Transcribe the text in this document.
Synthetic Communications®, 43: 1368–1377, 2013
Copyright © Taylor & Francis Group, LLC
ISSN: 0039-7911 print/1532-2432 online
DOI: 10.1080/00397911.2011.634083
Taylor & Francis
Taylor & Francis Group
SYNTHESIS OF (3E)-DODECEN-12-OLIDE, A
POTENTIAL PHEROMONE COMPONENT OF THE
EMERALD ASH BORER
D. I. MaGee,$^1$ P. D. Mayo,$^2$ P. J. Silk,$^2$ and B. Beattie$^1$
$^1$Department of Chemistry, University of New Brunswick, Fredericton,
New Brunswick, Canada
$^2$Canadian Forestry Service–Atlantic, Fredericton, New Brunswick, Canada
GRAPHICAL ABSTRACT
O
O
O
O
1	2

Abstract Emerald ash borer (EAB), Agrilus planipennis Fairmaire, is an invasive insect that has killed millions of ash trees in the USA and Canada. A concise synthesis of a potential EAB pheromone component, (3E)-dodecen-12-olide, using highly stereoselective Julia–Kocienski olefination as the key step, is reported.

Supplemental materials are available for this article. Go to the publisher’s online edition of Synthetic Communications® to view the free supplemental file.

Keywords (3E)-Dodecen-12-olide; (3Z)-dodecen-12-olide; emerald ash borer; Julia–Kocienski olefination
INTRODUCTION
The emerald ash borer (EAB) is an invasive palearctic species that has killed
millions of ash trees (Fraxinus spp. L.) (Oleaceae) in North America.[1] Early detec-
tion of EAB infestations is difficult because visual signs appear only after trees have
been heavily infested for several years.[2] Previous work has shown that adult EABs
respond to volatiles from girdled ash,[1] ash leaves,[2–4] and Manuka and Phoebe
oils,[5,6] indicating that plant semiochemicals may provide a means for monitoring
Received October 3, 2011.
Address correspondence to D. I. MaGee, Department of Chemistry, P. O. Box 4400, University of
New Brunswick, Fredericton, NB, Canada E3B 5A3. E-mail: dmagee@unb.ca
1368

========

→ Task details
Look through the listing and extract every line with "olefination" in it.

→ Result for this task
Abstract Emerald ash borer (EAB), Agrilus planipennis Fairmaire, is an invasive insect that has killed millions of ash trees in the USA and Canada. A concise synthesis of a potential EAB pheromone component, (3E)-dodecen-12-olide, using highly stereoselective Julia–Kocienski olefination as the key step, is reported.
Keywords (3E)-Dodecen-12-olide; (3Z)-dodecen-12-olide; emerald ash borer; Julia–Kocienski olefination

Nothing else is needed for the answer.